■ **Task goal**: What lines of the data include the string "Read"? Copy them all.

■ **Dataset entries**:
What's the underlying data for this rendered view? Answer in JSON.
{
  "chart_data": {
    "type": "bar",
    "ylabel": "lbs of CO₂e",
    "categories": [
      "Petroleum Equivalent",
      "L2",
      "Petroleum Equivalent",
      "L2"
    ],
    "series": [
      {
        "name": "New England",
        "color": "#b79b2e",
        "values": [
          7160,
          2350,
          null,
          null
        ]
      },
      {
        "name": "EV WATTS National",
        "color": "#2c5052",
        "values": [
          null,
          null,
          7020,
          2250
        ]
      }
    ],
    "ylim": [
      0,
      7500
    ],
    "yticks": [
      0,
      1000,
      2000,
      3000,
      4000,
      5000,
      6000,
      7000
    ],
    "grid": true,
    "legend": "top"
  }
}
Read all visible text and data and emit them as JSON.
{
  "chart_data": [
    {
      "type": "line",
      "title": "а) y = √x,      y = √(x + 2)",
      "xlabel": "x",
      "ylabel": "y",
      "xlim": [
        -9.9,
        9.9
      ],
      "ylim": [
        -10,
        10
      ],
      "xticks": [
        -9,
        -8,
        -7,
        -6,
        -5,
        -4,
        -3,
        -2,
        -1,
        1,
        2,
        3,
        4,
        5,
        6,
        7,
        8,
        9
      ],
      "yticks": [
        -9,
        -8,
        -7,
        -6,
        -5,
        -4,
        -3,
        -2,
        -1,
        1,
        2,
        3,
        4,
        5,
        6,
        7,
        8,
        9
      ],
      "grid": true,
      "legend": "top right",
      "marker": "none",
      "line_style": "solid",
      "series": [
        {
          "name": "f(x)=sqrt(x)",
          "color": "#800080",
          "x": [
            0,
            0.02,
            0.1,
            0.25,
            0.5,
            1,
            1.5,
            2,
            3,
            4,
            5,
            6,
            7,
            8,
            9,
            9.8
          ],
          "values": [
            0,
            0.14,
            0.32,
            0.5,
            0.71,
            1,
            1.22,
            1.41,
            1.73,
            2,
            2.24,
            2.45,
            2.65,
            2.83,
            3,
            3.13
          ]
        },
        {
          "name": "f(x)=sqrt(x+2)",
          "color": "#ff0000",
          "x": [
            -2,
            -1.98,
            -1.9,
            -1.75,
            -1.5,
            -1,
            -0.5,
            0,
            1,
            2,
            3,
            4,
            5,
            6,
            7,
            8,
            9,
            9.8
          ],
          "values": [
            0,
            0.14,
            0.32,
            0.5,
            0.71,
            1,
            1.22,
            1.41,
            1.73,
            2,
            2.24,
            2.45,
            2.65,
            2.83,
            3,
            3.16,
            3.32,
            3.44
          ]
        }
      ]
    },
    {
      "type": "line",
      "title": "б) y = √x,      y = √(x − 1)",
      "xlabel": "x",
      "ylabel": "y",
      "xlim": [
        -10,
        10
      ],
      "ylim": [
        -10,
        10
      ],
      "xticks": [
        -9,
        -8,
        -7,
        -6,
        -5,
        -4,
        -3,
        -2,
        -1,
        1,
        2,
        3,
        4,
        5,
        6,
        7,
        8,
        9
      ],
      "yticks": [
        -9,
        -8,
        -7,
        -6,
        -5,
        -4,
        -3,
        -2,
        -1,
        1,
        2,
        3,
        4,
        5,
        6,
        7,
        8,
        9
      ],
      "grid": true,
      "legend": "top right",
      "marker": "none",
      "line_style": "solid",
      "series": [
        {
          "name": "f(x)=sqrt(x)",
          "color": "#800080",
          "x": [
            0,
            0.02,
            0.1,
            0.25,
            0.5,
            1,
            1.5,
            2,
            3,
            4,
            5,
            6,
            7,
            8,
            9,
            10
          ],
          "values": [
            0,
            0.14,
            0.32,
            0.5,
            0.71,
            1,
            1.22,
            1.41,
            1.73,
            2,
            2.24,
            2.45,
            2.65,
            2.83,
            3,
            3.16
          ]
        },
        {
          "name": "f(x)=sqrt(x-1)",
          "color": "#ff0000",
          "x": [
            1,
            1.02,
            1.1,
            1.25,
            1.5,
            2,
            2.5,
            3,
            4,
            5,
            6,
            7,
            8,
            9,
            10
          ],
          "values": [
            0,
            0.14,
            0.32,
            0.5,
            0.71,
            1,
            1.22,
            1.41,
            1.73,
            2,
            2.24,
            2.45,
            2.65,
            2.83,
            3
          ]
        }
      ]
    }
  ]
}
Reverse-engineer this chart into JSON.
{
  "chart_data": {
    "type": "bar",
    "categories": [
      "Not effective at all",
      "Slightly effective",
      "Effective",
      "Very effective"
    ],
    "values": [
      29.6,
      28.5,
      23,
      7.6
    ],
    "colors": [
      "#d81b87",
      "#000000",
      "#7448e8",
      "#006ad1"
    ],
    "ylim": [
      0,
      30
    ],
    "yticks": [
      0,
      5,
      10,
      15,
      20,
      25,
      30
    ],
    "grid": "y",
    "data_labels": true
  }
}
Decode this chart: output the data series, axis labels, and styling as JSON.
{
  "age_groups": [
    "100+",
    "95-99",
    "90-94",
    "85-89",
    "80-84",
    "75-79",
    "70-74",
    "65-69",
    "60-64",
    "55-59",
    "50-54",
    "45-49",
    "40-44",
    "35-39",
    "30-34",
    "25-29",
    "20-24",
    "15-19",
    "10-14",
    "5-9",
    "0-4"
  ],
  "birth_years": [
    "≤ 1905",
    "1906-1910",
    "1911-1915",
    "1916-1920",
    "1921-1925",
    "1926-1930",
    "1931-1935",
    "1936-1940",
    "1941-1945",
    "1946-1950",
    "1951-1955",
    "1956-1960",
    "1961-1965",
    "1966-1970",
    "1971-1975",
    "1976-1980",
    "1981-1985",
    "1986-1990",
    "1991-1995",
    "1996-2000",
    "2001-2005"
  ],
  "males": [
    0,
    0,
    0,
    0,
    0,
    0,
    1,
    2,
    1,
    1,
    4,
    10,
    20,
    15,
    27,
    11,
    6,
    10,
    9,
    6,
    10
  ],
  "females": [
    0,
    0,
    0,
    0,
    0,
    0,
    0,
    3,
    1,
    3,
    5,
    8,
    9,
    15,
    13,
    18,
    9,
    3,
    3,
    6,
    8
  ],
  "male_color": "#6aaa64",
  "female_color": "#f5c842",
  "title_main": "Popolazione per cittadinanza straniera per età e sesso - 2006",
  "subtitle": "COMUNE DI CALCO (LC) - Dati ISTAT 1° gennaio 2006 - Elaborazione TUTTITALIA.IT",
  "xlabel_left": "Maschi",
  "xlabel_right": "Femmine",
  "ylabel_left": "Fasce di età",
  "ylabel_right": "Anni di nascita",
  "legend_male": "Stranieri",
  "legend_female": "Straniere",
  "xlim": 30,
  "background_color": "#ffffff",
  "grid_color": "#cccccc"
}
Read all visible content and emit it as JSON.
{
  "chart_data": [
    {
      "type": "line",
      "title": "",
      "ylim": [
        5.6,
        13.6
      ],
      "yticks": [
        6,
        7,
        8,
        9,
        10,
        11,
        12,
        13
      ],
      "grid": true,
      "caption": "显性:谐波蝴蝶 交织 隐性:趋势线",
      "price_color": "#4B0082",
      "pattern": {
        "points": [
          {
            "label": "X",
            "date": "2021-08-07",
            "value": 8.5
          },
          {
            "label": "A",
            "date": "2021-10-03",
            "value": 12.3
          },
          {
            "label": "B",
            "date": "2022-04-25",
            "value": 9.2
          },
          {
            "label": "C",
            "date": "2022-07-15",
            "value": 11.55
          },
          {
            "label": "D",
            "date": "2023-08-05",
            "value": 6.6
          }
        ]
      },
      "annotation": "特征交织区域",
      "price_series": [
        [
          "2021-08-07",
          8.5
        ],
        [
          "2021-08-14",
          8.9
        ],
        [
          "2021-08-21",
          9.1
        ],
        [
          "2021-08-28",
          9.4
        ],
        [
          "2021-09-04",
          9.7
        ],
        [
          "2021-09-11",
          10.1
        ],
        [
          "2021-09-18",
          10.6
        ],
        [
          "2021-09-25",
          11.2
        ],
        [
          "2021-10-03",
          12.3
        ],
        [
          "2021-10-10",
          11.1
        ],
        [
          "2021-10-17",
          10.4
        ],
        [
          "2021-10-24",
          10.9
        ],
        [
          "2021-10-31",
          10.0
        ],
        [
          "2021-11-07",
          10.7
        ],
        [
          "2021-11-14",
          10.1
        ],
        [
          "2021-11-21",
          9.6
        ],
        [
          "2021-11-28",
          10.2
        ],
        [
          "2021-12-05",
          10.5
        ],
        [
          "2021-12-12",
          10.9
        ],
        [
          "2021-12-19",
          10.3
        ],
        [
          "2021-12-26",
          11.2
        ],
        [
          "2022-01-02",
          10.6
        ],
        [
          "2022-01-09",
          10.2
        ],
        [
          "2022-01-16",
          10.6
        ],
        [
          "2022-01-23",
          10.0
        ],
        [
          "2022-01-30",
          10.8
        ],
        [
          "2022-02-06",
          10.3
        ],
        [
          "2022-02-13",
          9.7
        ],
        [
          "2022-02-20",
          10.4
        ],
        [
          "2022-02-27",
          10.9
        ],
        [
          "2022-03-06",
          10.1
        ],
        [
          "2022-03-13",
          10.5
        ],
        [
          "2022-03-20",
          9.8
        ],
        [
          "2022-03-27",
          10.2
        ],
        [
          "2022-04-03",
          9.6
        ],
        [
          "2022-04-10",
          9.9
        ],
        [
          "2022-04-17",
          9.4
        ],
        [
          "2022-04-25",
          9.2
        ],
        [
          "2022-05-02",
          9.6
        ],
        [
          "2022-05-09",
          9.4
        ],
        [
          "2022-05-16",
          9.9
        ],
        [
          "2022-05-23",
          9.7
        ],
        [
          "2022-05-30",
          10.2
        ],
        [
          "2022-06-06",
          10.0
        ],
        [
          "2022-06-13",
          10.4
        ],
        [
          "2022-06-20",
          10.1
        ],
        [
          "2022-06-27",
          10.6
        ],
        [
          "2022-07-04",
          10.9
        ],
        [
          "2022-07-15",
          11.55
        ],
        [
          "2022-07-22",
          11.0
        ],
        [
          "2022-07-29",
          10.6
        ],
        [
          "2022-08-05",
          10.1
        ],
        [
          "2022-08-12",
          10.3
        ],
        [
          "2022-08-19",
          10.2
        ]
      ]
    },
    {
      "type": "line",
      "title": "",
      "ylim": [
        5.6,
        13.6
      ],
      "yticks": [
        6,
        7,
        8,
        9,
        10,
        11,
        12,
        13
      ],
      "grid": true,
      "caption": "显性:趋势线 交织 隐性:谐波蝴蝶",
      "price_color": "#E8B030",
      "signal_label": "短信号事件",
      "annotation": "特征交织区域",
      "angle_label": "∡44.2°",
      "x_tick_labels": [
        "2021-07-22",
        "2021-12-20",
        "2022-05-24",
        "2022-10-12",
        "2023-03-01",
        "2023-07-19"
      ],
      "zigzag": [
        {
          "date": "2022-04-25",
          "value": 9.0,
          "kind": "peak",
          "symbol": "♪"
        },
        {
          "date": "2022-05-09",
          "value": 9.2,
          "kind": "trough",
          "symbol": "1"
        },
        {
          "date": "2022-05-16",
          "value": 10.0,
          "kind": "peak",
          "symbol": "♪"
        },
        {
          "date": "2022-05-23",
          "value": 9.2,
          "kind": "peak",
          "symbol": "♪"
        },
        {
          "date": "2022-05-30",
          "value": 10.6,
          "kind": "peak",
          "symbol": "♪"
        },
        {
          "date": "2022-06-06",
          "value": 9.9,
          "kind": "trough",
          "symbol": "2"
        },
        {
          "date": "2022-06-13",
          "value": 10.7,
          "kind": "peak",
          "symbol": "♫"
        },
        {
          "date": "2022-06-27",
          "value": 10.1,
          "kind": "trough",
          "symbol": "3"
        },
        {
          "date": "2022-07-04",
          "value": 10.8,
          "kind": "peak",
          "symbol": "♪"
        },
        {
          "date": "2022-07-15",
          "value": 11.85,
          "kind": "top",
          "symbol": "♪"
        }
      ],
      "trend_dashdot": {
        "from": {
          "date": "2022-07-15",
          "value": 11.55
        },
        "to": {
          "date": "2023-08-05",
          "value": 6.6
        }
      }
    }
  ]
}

■ **Worked answer**:
Read all visible text and data and emit them as JSON.
Read all visible content and emit it as JSON.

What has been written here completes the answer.